• _REQUIREMENT_: Scan the material that follows. Copy every line containing the word "Maine".

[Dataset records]
↓↓↓

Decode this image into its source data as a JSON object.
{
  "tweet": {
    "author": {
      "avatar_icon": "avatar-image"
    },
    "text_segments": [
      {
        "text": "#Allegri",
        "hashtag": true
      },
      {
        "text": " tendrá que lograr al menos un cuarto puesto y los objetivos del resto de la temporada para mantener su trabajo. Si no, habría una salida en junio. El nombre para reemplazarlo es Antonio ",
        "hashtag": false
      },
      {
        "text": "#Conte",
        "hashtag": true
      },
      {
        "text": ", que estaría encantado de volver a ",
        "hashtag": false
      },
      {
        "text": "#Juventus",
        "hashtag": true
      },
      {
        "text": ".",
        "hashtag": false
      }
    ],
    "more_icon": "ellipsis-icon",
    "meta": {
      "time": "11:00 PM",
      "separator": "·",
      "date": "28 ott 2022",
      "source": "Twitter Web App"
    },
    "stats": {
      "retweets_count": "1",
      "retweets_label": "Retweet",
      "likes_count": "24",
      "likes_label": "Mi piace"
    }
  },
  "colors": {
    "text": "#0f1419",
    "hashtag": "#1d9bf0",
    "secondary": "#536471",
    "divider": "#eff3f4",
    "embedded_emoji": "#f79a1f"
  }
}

↑↑↑
↓↓↓

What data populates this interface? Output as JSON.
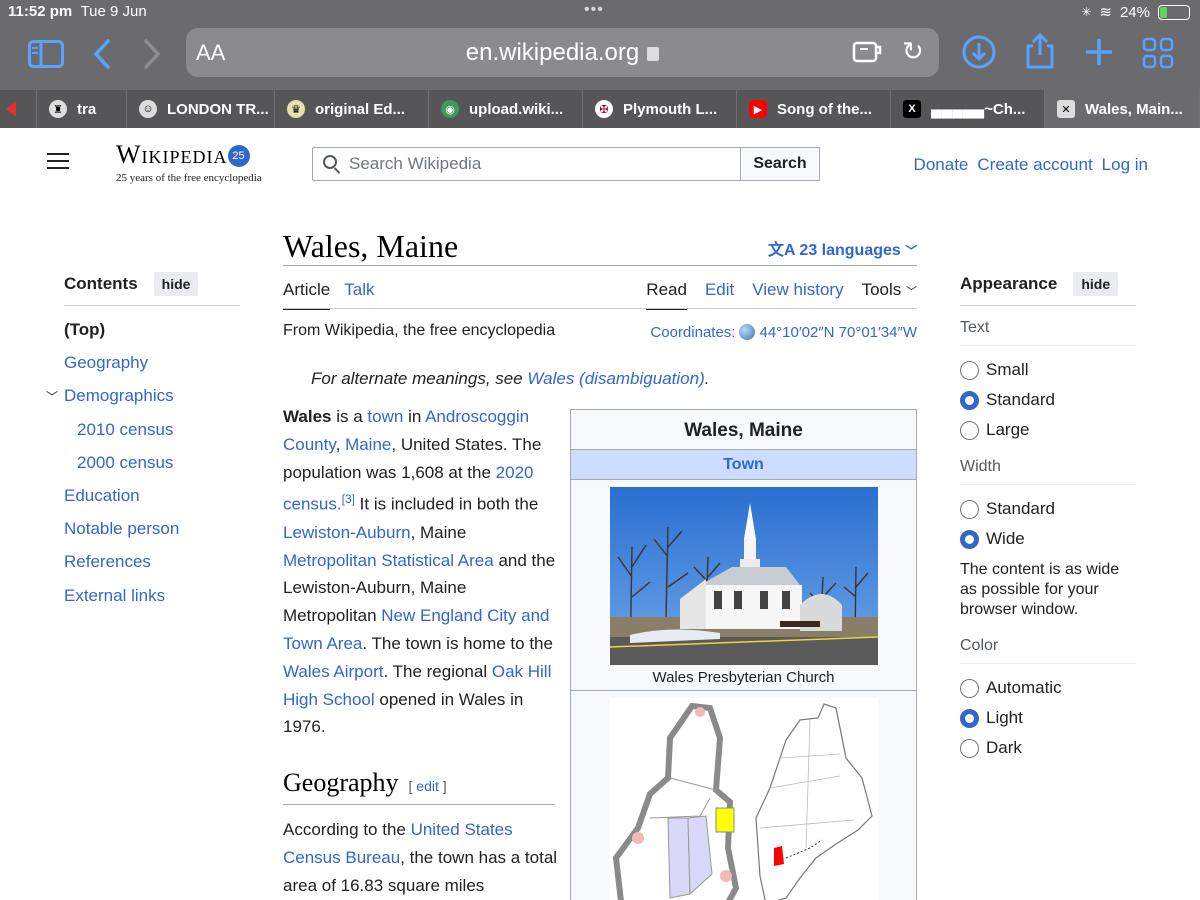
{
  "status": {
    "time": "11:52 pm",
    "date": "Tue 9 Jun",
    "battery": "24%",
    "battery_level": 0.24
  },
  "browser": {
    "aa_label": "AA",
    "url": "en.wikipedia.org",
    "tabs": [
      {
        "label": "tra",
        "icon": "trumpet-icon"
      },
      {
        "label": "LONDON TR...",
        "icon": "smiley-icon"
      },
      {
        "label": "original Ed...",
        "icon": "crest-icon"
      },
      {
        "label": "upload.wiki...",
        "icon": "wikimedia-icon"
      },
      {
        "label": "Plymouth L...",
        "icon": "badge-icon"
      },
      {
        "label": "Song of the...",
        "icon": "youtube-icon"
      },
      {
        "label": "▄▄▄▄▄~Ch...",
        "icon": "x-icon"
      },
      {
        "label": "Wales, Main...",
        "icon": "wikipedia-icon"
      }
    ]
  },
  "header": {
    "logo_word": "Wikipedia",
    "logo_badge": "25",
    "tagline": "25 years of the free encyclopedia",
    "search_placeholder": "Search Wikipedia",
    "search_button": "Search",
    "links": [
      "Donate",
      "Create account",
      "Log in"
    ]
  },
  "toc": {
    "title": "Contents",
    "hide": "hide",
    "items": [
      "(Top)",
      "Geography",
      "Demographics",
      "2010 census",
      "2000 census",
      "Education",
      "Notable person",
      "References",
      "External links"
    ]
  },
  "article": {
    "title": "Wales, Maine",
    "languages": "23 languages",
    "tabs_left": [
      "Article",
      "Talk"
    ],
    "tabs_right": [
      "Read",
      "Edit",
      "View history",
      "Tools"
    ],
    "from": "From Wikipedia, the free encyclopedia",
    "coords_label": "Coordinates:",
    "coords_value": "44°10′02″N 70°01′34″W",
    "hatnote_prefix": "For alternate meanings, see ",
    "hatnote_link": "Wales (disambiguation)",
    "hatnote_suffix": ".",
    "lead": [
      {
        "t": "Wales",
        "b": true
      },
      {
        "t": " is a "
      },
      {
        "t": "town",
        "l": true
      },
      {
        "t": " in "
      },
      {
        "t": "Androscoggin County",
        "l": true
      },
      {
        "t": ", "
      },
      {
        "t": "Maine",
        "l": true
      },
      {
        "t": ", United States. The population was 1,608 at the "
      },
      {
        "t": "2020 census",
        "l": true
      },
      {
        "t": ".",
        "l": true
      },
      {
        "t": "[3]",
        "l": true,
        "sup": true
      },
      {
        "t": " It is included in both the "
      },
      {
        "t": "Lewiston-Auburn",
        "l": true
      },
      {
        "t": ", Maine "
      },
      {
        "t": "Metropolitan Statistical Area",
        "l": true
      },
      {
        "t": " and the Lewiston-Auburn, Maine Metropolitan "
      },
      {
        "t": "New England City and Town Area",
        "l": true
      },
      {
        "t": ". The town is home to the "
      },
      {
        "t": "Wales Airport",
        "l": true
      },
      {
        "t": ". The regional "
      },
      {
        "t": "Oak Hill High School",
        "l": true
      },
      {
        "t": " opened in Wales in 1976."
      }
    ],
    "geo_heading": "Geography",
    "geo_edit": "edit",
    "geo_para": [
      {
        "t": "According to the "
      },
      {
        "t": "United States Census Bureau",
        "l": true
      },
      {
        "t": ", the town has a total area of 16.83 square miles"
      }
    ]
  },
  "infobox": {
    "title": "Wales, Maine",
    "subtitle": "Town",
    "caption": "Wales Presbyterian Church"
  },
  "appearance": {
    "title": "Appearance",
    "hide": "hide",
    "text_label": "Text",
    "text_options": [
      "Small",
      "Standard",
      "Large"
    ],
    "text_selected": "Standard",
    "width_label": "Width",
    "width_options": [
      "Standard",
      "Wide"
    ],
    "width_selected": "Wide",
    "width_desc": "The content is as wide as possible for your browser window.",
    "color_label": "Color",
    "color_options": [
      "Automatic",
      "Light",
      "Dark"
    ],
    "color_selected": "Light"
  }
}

↑↑↑
↓↓↓

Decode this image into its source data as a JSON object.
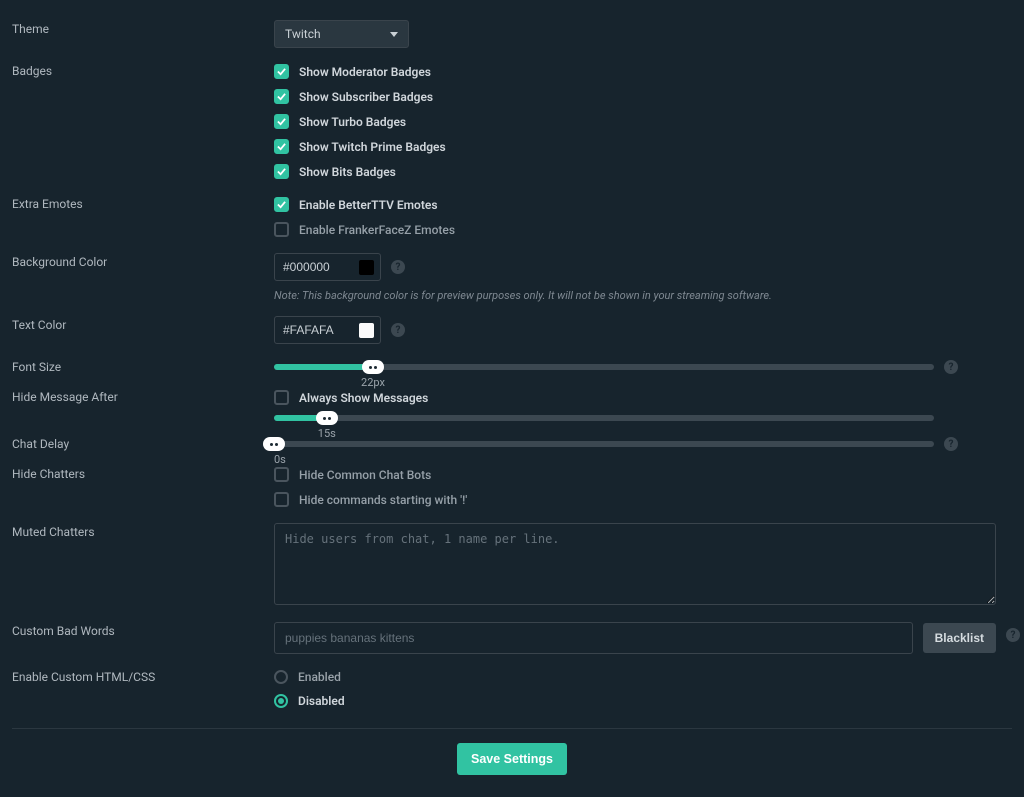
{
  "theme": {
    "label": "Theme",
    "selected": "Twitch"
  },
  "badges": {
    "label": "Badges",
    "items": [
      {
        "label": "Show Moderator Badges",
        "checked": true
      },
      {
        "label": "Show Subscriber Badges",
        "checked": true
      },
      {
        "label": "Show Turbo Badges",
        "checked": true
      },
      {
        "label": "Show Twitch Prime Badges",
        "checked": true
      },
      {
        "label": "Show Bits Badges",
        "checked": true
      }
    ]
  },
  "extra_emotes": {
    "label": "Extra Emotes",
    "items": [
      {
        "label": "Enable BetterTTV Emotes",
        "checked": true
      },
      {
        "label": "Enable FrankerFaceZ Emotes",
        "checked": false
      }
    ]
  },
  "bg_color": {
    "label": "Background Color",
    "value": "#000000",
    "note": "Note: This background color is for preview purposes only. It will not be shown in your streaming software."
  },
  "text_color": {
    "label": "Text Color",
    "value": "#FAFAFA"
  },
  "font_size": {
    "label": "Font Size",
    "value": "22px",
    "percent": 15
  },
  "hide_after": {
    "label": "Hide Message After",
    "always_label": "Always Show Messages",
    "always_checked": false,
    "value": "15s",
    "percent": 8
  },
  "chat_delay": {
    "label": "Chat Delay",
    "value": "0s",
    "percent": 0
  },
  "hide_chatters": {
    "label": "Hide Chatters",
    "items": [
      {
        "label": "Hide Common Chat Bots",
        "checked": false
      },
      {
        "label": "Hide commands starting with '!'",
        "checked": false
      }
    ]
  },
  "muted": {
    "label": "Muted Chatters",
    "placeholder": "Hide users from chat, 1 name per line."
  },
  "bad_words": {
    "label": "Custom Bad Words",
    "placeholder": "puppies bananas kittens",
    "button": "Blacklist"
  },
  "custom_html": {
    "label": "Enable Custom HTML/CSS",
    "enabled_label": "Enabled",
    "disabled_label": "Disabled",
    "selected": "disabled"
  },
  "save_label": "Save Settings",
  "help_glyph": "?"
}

↑↑↑

• _PROBLEM SOLUTION_:
    "title": "Wales, Maine",
        "t": "Maine",
        "t": ", Maine "
        "t": " and the Lewiston-Auburn, Maine Metropolitan "
    "title": "Wales, Maine",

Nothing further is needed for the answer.